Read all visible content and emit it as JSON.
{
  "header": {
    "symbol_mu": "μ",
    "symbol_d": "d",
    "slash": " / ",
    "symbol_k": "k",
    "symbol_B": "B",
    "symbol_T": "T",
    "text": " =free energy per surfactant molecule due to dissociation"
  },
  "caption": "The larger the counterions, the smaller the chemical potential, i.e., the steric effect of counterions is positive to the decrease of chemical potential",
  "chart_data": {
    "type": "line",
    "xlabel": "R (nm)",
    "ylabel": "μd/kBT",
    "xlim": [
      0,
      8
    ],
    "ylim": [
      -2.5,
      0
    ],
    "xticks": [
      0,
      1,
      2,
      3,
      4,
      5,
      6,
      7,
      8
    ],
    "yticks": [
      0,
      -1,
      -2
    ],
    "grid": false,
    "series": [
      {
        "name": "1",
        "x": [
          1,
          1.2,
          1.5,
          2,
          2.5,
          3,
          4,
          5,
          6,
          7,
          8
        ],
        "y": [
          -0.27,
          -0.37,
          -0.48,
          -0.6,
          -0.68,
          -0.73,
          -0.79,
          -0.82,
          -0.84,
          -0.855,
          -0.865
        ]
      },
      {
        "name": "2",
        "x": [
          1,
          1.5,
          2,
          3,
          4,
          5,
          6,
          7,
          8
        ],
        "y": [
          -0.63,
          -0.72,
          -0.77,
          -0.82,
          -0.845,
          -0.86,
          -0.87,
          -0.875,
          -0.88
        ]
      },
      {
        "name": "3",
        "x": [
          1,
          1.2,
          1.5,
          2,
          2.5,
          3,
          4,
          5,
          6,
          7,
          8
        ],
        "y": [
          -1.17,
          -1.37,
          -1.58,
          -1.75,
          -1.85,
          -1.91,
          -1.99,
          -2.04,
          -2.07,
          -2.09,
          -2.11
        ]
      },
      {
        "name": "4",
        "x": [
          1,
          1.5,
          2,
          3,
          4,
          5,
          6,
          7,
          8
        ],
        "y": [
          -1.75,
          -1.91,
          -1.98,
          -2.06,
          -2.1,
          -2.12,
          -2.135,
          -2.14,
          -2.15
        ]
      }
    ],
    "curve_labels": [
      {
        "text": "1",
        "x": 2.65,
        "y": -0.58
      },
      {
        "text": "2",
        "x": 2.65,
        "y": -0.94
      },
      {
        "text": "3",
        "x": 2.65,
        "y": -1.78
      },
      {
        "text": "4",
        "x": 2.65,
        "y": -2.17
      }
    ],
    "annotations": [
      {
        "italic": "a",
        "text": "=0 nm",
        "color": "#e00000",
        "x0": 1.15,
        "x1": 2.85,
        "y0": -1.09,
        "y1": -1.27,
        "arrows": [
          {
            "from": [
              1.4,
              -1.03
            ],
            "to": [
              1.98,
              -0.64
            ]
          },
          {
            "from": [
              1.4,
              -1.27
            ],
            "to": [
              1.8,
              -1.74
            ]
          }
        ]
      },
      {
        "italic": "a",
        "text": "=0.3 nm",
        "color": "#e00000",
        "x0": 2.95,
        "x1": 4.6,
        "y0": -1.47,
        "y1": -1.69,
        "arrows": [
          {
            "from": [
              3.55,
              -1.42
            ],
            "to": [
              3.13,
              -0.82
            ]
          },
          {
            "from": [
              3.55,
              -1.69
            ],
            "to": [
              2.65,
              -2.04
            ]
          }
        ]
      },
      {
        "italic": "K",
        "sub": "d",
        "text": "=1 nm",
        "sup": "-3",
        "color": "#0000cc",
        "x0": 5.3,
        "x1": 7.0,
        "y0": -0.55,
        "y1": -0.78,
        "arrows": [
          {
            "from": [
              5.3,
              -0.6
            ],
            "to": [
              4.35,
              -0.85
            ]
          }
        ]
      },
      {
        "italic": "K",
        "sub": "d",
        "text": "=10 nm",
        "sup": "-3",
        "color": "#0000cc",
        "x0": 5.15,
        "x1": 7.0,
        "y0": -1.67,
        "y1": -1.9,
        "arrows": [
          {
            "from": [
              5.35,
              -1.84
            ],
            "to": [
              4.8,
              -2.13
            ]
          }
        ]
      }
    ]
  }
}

───

Repeat every record, exactly as written.

**Output below**
Read all visible content and emit it as JSON.
{
  "header": {
    "symbol_mu": "μ",
    "symbol_d": "d",
    "slash": " / ",
    "symbol_k": "k",
    "symbol_B": "B",
    "symbol_T": "T",
    "text": " =free energy per surfactant molecule due to dissociation"
  },
  "caption": "The larger the counterions, the smaller the chemical potential, i.e., the steric effect of counterions is positive to the decrease of chemical potential",
  "chart_data": {
    "type": "line",
    "xlabel": "R (nm)",
    "ylabel": "μd/kBT",
    "xlim": [
      0,
      8
    ],
    "ylim": [
      -2.5,
      0
    ],
    "xticks": [
      0,
      1,
      2,
      3,
      4,
      5,
      6,
      7,
      8
    ],
    "yticks": [
      0,
      -1,
      -2
    ],
    "grid": false,
    "series": [
      {
        "name": "1",
        "x": [
          1,
          1.2,
          1.5,
          2,
          2.5,
          3,
          4,
          5,
          6,
          7,
          8
        ],
        "y": [
          -0.27,
          -0.37,
          -0.48,
          -0.6,
          -0.68,
          -0.73,
          -0.79,
          -0.82,
          -0.84,
          -0.855,
          -0.865
        ]
      },
      {
        "name": "2",
        "x": [
          1,
          1.5,
          2,
          3,
          4,
          5,
          6,
          7,
          8
        ],
        "y": [
          -0.63,
          -0.72,
          -0.77,
          -0.82,
          -0.845,
          -0.86,
          -0.87,
          -0.875,
          -0.88
        ]
      },
      {
        "name": "3",
        "x": [
          1,
          1.2,
          1.5,
          2,
          2.5,
          3,
          4,
          5,
          6,
          7,
          8
        ],
        "y": [
          -1.17,
          -1.37,
          -1.58,
          -1.75,
          -1.85,
          -1.91,
          -1.99,
          -2.04,
          -2.07,
          -2.09,
          -2.11
        ]
      },
      {
        "name": "4",
        "x": [
          1,
          1.5,
          2,
          3,
          4,
          5,
          6,
          7,
          8
        ],
        "y": [
          -1.75,
          -1.91,
          -1.98,
          -2.06,
          -2.1,
          -2.12,
          -2.135,
          -2.14,
          -2.15
        ]
      }
    ],
    "curve_labels": [
      {
        "text": "1",
        "x": 2.65,
        "y": -0.58
      },
      {
        "text": "2",
        "x": 2.65,
        "y": -0.94
      },
      {
        "text": "3",
        "x": 2.65,
        "y": -1.78
      },
      {
        "text": "4",
        "x": 2.65,
        "y": -2.17
      }
    ],
    "annotations": [
      {
        "italic": "a",
        "text": "=0 nm",
        "color": "#e00000",
        "x0": 1.15,
        "x1": 2.85,
        "y0": -1.09,
        "y1": -1.27,
        "arrows": [
          {
            "from": [
              1.4,
              -1.03
            ],
            "to": [
              1.98,
              -0.64
            ]
          },
          {
            "from": [
              1.4,
              -1.27
            ],
            "to": [
              1.8,
              -1.74
            ]
          }
        ]
      },
      {
        "italic": "a",
        "text": "=0.3 nm",
        "color": "#e00000",
        "x0": 2.95,
        "x1": 4.6,
        "y0": -1.47,
        "y1": -1.69,
        "arrows": [
          {
            "from": [
              3.55,
              -1.42
            ],
            "to": [
              3.13,
              -0.82
            ]
          },
          {
            "from": [
              3.55,
              -1.69
            ],
            "to": [
              2.65,
              -2.04
            ]
          }
        ]
      },
      {
        "italic": "K",
        "sub": "d",
        "text": "=1 nm",
        "sup": "-3",
        "color": "#0000cc",
        "x0": 5.3,
        "x1": 7.0,
        "y0": -0.55,
        "y1": -0.78,
        "arrows": [
          {
            "from": [
              5.3,
              -0.6
            ],
            "to": [
              4.35,
              -0.85
            ]
          }
        ]
      },
      {
        "italic": "K",
        "sub": "d",
        "text": "=10 nm",
        "sup": "-3",
        "color": "#0000cc",
        "x0": 5.15,
        "x1": 7.0,
        "y0": -1.67,
        "y1": -1.9,
        "arrows": [
          {
            "from": [
              5.35,
              -1.84
            ],
            "to": [
              4.8,
              -2.13
            ]
          }
        ]
      }
    ]
  }
}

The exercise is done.